# THE PROBLEM
Rewrite every item below with each occurrence of "video-card-title" changed to "card-title", leaving everything else unchanged. Omit the pictures from your output.

************

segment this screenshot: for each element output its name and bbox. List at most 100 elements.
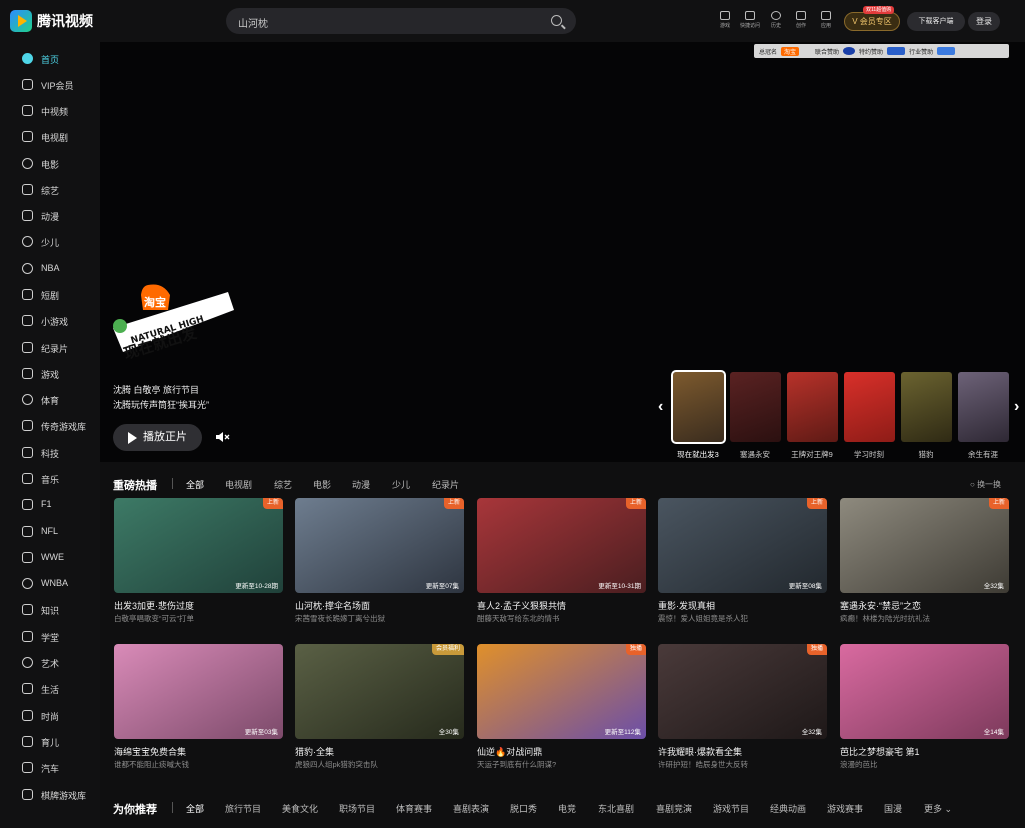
video-card-title[interactable]: 芭比之梦想豪宅 第1 xyxy=(840,745,920,758)
tab-more[interactable]: 更多 ⌄ xyxy=(924,802,952,815)
carousel-thumb[interactable] xyxy=(844,372,895,442)
sponsor-bar[interactable]: 总冠名 淘宝 联合赞助 特约赞助 行业赞助 xyxy=(754,44,1009,58)
tab-talk-show[interactable]: 脱口秀 xyxy=(510,802,537,815)
tab-chinese-anime[interactable]: 国漫 xyxy=(884,802,902,815)
video-card-title[interactable]: 海绵宝宝免费合集 xyxy=(114,745,186,758)
video-card-title[interactable]: 重影·发现真相 xyxy=(658,599,715,612)
sidebar-item-mid-video[interactable]: 中视频 xyxy=(0,100,100,122)
login-button[interactable]: 登录 xyxy=(968,12,1000,31)
video-card-title[interactable]: 许我耀眼·爆款看全集 xyxy=(658,745,742,758)
tab-tv[interactable]: 电视剧 xyxy=(225,478,252,491)
tab-esports[interactable]: 电竞 xyxy=(558,802,576,815)
sidebar-item-music[interactable]: 音乐 xyxy=(0,468,100,490)
video-card-thumbnail[interactable]: 全14集 xyxy=(840,644,1009,739)
mute-icon[interactable] xyxy=(215,431,231,443)
sidebar-item-auto[interactable]: 汽车 xyxy=(0,757,100,779)
video-card-thumbnail[interactable]: 上新 更新至10-31期 xyxy=(477,498,646,593)
sidebar-item-short-drama[interactable]: 短剧 xyxy=(0,284,100,306)
sidebar-item-variety[interactable]: 综艺 xyxy=(0,179,100,201)
tab-anime[interactable]: 动漫 xyxy=(352,478,370,491)
sidebar-item-legend-games[interactable]: 传奇游戏库 xyxy=(0,415,100,437)
video-card-title[interactable]: 山河枕·撑伞名场面 xyxy=(295,599,370,612)
sidebar-item-nba[interactable]: NBA xyxy=(0,258,100,280)
sidebar-item-f1[interactable]: F1 xyxy=(0,494,100,516)
sidebar-item-kids[interactable]: 少儿 xyxy=(0,231,100,253)
video-card-title[interactable]: 塞遇永安·“禁忌”之恋 xyxy=(840,599,921,612)
sidebar-item-vip[interactable]: VIP会员 xyxy=(0,74,100,96)
carousel-thumb[interactable] xyxy=(958,372,1009,442)
tab-kids[interactable]: 少儿 xyxy=(392,478,410,491)
sidebar-item-parenting[interactable]: 育儿 xyxy=(0,731,100,753)
tab-comedy[interactable]: 喜剧表演 xyxy=(453,802,489,815)
sidebar-item-tech[interactable]: 科技 xyxy=(0,442,100,464)
carousel-prev-icon[interactable]: ‹ xyxy=(658,398,663,416)
tool-history[interactable]: 历史 xyxy=(762,11,790,29)
video-card-subtitle: 白敬亭唱歌变“可云”打单 xyxy=(114,614,194,623)
sidebar-item-card-games[interactable]: 棋牌游戏库 xyxy=(0,784,100,806)
tab-game-events[interactable]: 游戏赛事 xyxy=(827,802,863,815)
tab-workplace[interactable]: 职场节目 xyxy=(339,802,375,815)
sidebar-item-nfl[interactable]: NFL xyxy=(0,521,100,543)
gamepad-icon xyxy=(22,315,33,326)
tab-documentary[interactable]: 纪录片 xyxy=(432,478,459,491)
brand-logo[interactable]: 腾讯视频 xyxy=(10,10,93,32)
sidebar-item-fashion[interactable]: 时尚 xyxy=(0,705,100,727)
video-card-thumbnail[interactable]: 独播 全32集 xyxy=(658,644,827,739)
sidebar-item-tv[interactable]: 电视剧 xyxy=(0,126,100,148)
sidebar-item-wwe[interactable]: WWE xyxy=(0,547,100,569)
video-card-thumbnail[interactable]: 上新 更新至08集 xyxy=(658,498,827,593)
tab-comedy-contest[interactable]: 喜剧竞演 xyxy=(656,802,692,815)
tab-travel[interactable]: 旅行节目 xyxy=(225,802,261,815)
sidebar-item-anime[interactable]: 动漫 xyxy=(0,205,100,227)
sidebar-item-knowledge[interactable]: 知识 xyxy=(0,599,100,621)
sidebar-item-games[interactable]: 游戏 xyxy=(0,363,100,385)
pepsi-logo-icon xyxy=(843,47,856,55)
carousel-thumb-title: 学习时刻 xyxy=(854,450,884,459)
tab-variety[interactable]: 综艺 xyxy=(274,478,292,491)
carousel-thumb[interactable] xyxy=(901,372,952,442)
tab-sports-events[interactable]: 体育赛事 xyxy=(396,802,432,815)
download-client-button[interactable]: 下载客户端 xyxy=(907,12,965,31)
search-input[interactable]: 山河枕 xyxy=(226,8,576,34)
video-card-thumbnail[interactable]: 更新至03集 xyxy=(114,644,283,739)
tab-game-shows[interactable]: 游戏节目 xyxy=(713,802,749,815)
video-card-thumbnail[interactable]: 上新 更新至10-28期 xyxy=(114,498,283,593)
play-button[interactable]: 播放正片 xyxy=(113,424,202,451)
sidebar-item-art[interactable]: 艺术 xyxy=(0,652,100,674)
video-card-subtitle: 疯癫！林楼为陆光时抗礼法 xyxy=(840,614,930,623)
tab-movie[interactable]: 电影 xyxy=(313,478,331,491)
video-card-title[interactable]: 猎豹·全集 xyxy=(295,745,334,758)
refresh-button[interactable]: ○ 换一换 xyxy=(970,479,1001,490)
tool-apps[interactable]: 应用 xyxy=(812,11,840,29)
sidebar-item-life[interactable]: 生活 xyxy=(0,678,100,700)
kids-icon xyxy=(22,236,33,247)
video-card-thumbnail[interactable]: 会员福利 全30集 xyxy=(295,644,464,739)
tab-northeast-comedy[interactable]: 东北喜剧 xyxy=(598,802,634,815)
video-card-title[interactable]: 喜人2·孟子义狠狠共情 xyxy=(477,599,566,612)
tab-all[interactable]: 全部 xyxy=(186,478,204,491)
sidebar-item-movie[interactable]: 电影 xyxy=(0,153,100,175)
sidebar-item-mini-game[interactable]: 小游戏 xyxy=(0,310,100,332)
carousel-next-icon[interactable]: › xyxy=(1014,398,1019,416)
sidebar-item-documentary[interactable]: 纪录片 xyxy=(0,337,100,359)
sidebar-item-home[interactable]: 首页 xyxy=(0,48,100,70)
video-card-thumbnail[interactable]: 独播 更新至112集 xyxy=(477,644,646,739)
video-card-thumbnail[interactable]: 上新 更新至07集 xyxy=(295,498,464,593)
carousel-thumb[interactable] xyxy=(671,370,726,444)
tool-create[interactable]: 创作 xyxy=(787,11,815,29)
tab-food[interactable]: 美食文化 xyxy=(282,802,318,815)
video-card-thumbnail[interactable]: 上新 全32集 xyxy=(840,498,1009,593)
tab-all[interactable]: 全部 xyxy=(186,802,204,815)
sidebar-item-sports[interactable]: 体育 xyxy=(0,389,100,411)
vip-zone-button[interactable]: V 会员专区 xyxy=(844,12,900,31)
carousel-thumb[interactable] xyxy=(730,372,781,442)
search-icon[interactable] xyxy=(551,15,562,26)
video-card-title[interactable]: 仙逆🔥对战问鼎 xyxy=(477,745,542,758)
video-card-title[interactable]: 出发3加更·悲伤过度 xyxy=(114,599,194,612)
carousel-thumb[interactable] xyxy=(787,372,838,442)
tab-classic-anime[interactable]: 经典动画 xyxy=(770,802,806,815)
tool-game[interactable]: 游戏 xyxy=(711,11,739,29)
sidebar-item-wnba[interactable]: WNBA xyxy=(0,573,100,595)
tool-quick-access[interactable]: 快捷访问 xyxy=(736,11,764,29)
sidebar-item-school[interactable]: 学堂 xyxy=(0,626,100,648)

************

# FULL RESPONSE
segment this screenshot: for each element output its name and bbox. List at most 100 elements.
card-title[interactable]: 芭比之梦想豪宅 第1 xyxy=(840,745,920,758)
tab-more[interactable]: 更多 ⌄ xyxy=(924,802,952,815)
carousel-thumb[interactable] xyxy=(844,372,895,442)
sponsor-bar[interactable]: 总冠名 淘宝 联合赞助 特约赞助 行业赞助 xyxy=(754,44,1009,58)
tab-talk-show[interactable]: 脱口秀 xyxy=(510,802,537,815)
tab-chinese-anime[interactable]: 国漫 xyxy=(884,802,902,815)
card-title[interactable]: 海绵宝宝免费合集 xyxy=(114,745,186,758)
card-title[interactable]: 重影·发现真相 xyxy=(658,599,715,612)
sidebar-item-mid-video[interactable]: 中视频 xyxy=(0,100,100,122)
login-button[interactable]: 登录 xyxy=(968,12,1000,31)
card-title[interactable]: 许我耀眼·爆款看全集 xyxy=(658,745,742,758)
tab-tv[interactable]: 电视剧 xyxy=(225,478,252,491)
tab-esports[interactable]: 电竞 xyxy=(558,802,576,815)
sidebar-item-music[interactable]: 音乐 xyxy=(0,468,100,490)
video-card-thumbnail[interactable]: 全14集 xyxy=(840,644,1009,739)
mute-icon[interactable] xyxy=(215,431,231,443)
sidebar-item-auto[interactable]: 汽车 xyxy=(0,757,100,779)
video-card-thumbnail[interactable]: 上新 更新至10-31期 xyxy=(477,498,646,593)
sidebar-item-short-drama[interactable]: 短剧 xyxy=(0,284,100,306)
sidebar-item-variety[interactable]: 综艺 xyxy=(0,179,100,201)
tab-anime[interactable]: 动漫 xyxy=(352,478,370,491)
sidebar-item-legend-games[interactable]: 传奇游戏库 xyxy=(0,415,100,437)
card-title[interactable]: 山河枕·撑伞名场面 xyxy=(295,599,370,612)
sidebar-item-nba[interactable]: NBA xyxy=(0,258,100,280)
sidebar-item-f1[interactable]: F1 xyxy=(0,494,100,516)
sidebar-item-kids[interactable]: 少儿 xyxy=(0,231,100,253)
card-title[interactable]: 塞遇永安·“禁忌”之恋 xyxy=(840,599,921,612)
sidebar-item-vip[interactable]: VIP会员 xyxy=(0,74,100,96)
carousel-thumb[interactable] xyxy=(958,372,1009,442)
tab-kids[interactable]: 少儿 xyxy=(392,478,410,491)
sidebar-item-parenting[interactable]: 育儿 xyxy=(0,731,100,753)
tab-comedy[interactable]: 喜剧表演 xyxy=(453,802,489,815)
sidebar-item-tech[interactable]: 科技 xyxy=(0,442,100,464)
carousel-prev-icon[interactable]: ‹ xyxy=(658,398,663,416)
tool-history[interactable]: 历史 xyxy=(762,11,790,29)
video-card-subtitle: 白敬亭唱歌变“可云”打单 xyxy=(114,614,194,623)
sidebar-item-card-games[interactable]: 棋牌游戏库 xyxy=(0,784,100,806)
tab-game-events[interactable]: 游戏赛事 xyxy=(827,802,863,815)
tab-workplace[interactable]: 职场节目 xyxy=(339,802,375,815)
sidebar-item-nfl[interactable]: NFL xyxy=(0,521,100,543)
gamepad-icon xyxy=(22,315,33,326)
tab-documentary[interactable]: 纪录片 xyxy=(432,478,459,491)
brand-logo[interactable]: 腾讯视频 xyxy=(10,10,93,32)
sidebar-item-fashion[interactable]: 时尚 xyxy=(0,705,100,727)
video-card-thumbnail[interactable]: 独播 全32集 xyxy=(658,644,827,739)
sidebar-item-tv[interactable]: 电视剧 xyxy=(0,126,100,148)
sidebar-item-wwe[interactable]: WWE xyxy=(0,547,100,569)
video-card-thumbnail[interactable]: 上新 更新至08集 xyxy=(658,498,827,593)
tab-comedy-contest[interactable]: 喜剧竞演 xyxy=(656,802,692,815)
tab-travel[interactable]: 旅行节目 xyxy=(225,802,261,815)
sidebar-item-anime[interactable]: 动漫 xyxy=(0,205,100,227)
sidebar-item-knowledge[interactable]: 知识 xyxy=(0,599,100,621)
sidebar-item-games[interactable]: 游戏 xyxy=(0,363,100,385)
pepsi-logo-icon xyxy=(843,47,856,55)
carousel-thumb-title: 学习时刻 xyxy=(854,450,884,459)
tab-variety[interactable]: 综艺 xyxy=(274,478,292,491)
carousel-thumb[interactable] xyxy=(901,372,952,442)
tab-sports-events[interactable]: 体育赛事 xyxy=(396,802,432,815)
download-client-button[interactable]: 下载客户端 xyxy=(907,12,965,31)
search-input[interactable]: 山河枕 xyxy=(226,8,576,34)
video-card-thumbnail[interactable]: 更新至03集 xyxy=(114,644,283,739)
tab-game-shows[interactable]: 游戏节目 xyxy=(713,802,749,815)
video-card-thumbnail[interactable]: 上新 更新至10-28期 xyxy=(114,498,283,593)
play-button[interactable]: 播放正片 xyxy=(113,424,202,451)
sidebar-item-art[interactable]: 艺术 xyxy=(0,652,100,674)
video-card-subtitle: 疯癫！林楼为陆光时抗礼法 xyxy=(840,614,930,623)
tab-movie[interactable]: 电影 xyxy=(313,478,331,491)
card-title[interactable]: 猎豹·全集 xyxy=(295,745,334,758)
refresh-button[interactable]: ○ 换一换 xyxy=(970,479,1001,490)
tool-apps[interactable]: 应用 xyxy=(812,11,840,29)
sidebar-item-life[interactable]: 生活 xyxy=(0,678,100,700)
kids-icon xyxy=(22,236,33,247)
video-card-thumbnail[interactable]: 会员福利 全30集 xyxy=(295,644,464,739)
tab-northeast-comedy[interactable]: 东北喜剧 xyxy=(598,802,634,815)
card-title[interactable]: 喜人2·孟子义狠狠共情 xyxy=(477,599,566,612)
tab-all[interactable]: 全部 xyxy=(186,478,204,491)
sidebar-item-movie[interactable]: 电影 xyxy=(0,153,100,175)
sidebar-item-mini-game[interactable]: 小游戏 xyxy=(0,310,100,332)
carousel-next-icon[interactable]: › xyxy=(1014,398,1019,416)
sidebar-item-documentary[interactable]: 纪录片 xyxy=(0,337,100,359)
sidebar-item-home[interactable]: 首页 xyxy=(0,48,100,70)
video-card-thumbnail[interactable]: 独播 更新至112集 xyxy=(477,644,646,739)
video-card-thumbnail[interactable]: 上新 更新至07集 xyxy=(295,498,464,593)
carousel-thumb[interactable] xyxy=(671,370,726,444)
tool-create[interactable]: 创作 xyxy=(787,11,815,29)
tab-food[interactable]: 美食文化 xyxy=(282,802,318,815)
video-card-thumbnail[interactable]: 上新 全32集 xyxy=(840,498,1009,593)
tab-all[interactable]: 全部 xyxy=(186,802,204,815)
sidebar-item-sports[interactable]: 体育 xyxy=(0,389,100,411)
vip-zone-button[interactable]: V 会员专区 xyxy=(844,12,900,31)
carousel-thumb[interactable] xyxy=(730,372,781,442)
search-icon[interactable] xyxy=(551,15,562,26)
card-title[interactable]: 仙逆🔥对战问鼎 xyxy=(477,745,542,758)
card-title[interactable]: 出发3加更·悲伤过度 xyxy=(114,599,194,612)
carousel-thumb[interactable] xyxy=(787,372,838,442)
tab-classic-anime[interactable]: 经典动画 xyxy=(770,802,806,815)
tool-game[interactable]: 游戏 xyxy=(711,11,739,29)
sidebar-item-wnba[interactable]: WNBA xyxy=(0,573,100,595)
tool-quick-access[interactable]: 快捷访问 xyxy=(736,11,764,29)
sidebar-item-school[interactable]: 学堂 xyxy=(0,626,100,648)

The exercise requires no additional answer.